* Stored rows *
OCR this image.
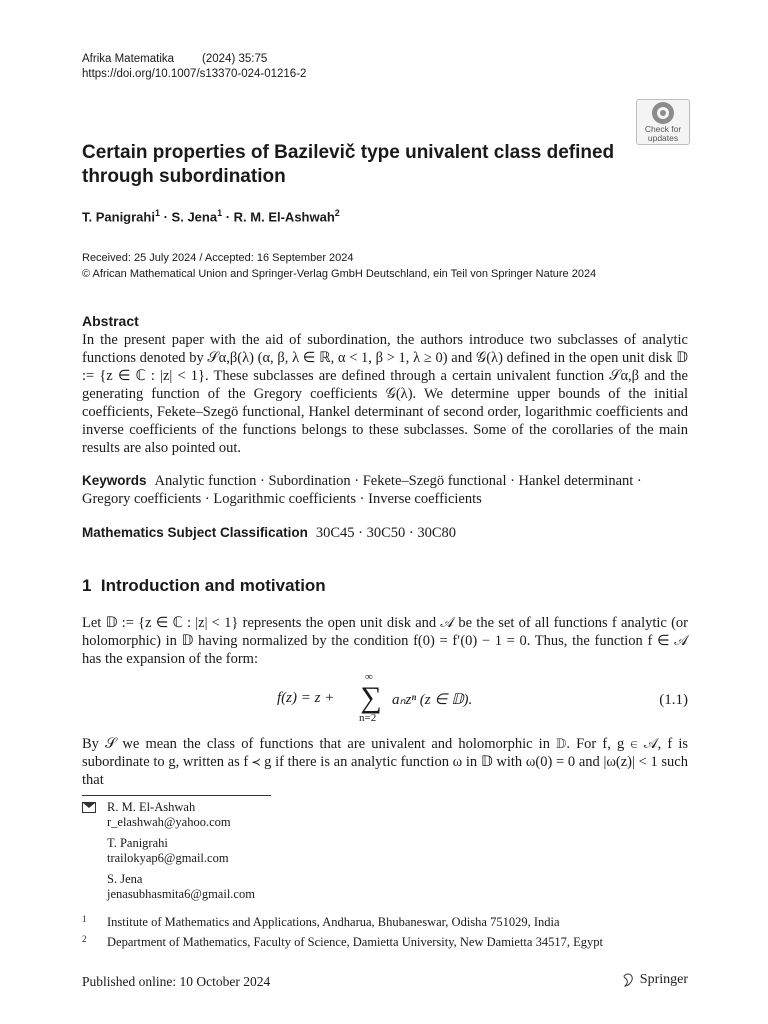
Afrika Matematika (2024) 35:75
https://doi.org/10.1007/s13370-024-01216-2
Check for
updates
Certain properties of Bazilevič type univalent class defined through subordination
T. Panigrahi$^1$ · S. Jena$^1$ · R. M. El-Ashwah$^2$
Received: 25 July 2024 / Accepted: 16 September 2024
© African Mathematical Union and Springer-Verlag GmbH Deutschland, ein Teil von Springer Nature 2024
Abstract
In the present paper with the aid of subordination, the authors introduce two subclasses of analytic functions denoted by 𝒮α,β(λ) (α, β, λ ∈ ℝ, α < 1, β > 1, λ ≥ 0) and 𝒢(λ) defined in the open unit disk 𝔻 := {z ∈ ℂ : |z| < 1}. These subclasses are defined through a certain univalent function 𝒮α,β and the generating function of the Gregory coefficients 𝒢(λ). We determine upper bounds of the initial coefficients, Fekete–Szegö functional, Hankel determinant of second order, logarithmic coefficients and inverse coefficients of the functions belongs to these subclasses. Some of the corollaries of the main results are also pointed out.
Keywords Analytic function · Subordination · Fekete–Szegö functional · Hankel determinant · Gregory coefficients · Logarithmic coefficients · Inverse coefficients
Mathematics Subject Classification 30C45 · 30C50 · 30C80
1 Introduction and motivation
Let 𝔻 := {z ∈ ℂ : |z| < 1} represents the open unit disk and 𝒜 be the set of all functions f analytic (or holomorphic) in 𝔻 having normalized by the condition f(0) = f′(0) − 1 = 0. Thus, the function f ∈ 𝒜 has the expansion of the form:
f(z) = z +
∞
∑
n=2
aₙzⁿ (z ∈ 𝔻).	(1.1)
By 𝒮 we mean the class of functions that are univalent and holomorphic in 𝔻. For f, g ∈ 𝒜, f is subordinate to g, written as f ≺ g if there is an analytic function ω in 𝔻 with ω(0) = 0 and |ω(z)| < 1 such that
R. M. El-Ashwah
r_elashwah@yahoo.com
T. Panigrahi
trailokyap6@gmail.com
S. Jena
jenasubhasmita6@gmail.com
1 Institute of Mathematics and Applications, Andharua, Bhubaneswar, Odisha 751029, India
2 Department of Mathematics, Faculty of Science, Damietta University, New Damietta 34517, Egypt
Published online: 10 October 2024	Springer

* Problem to solve *
Within the entries above, report how many lines include "gmail", and keep the answer to the number.

* Answer below *
2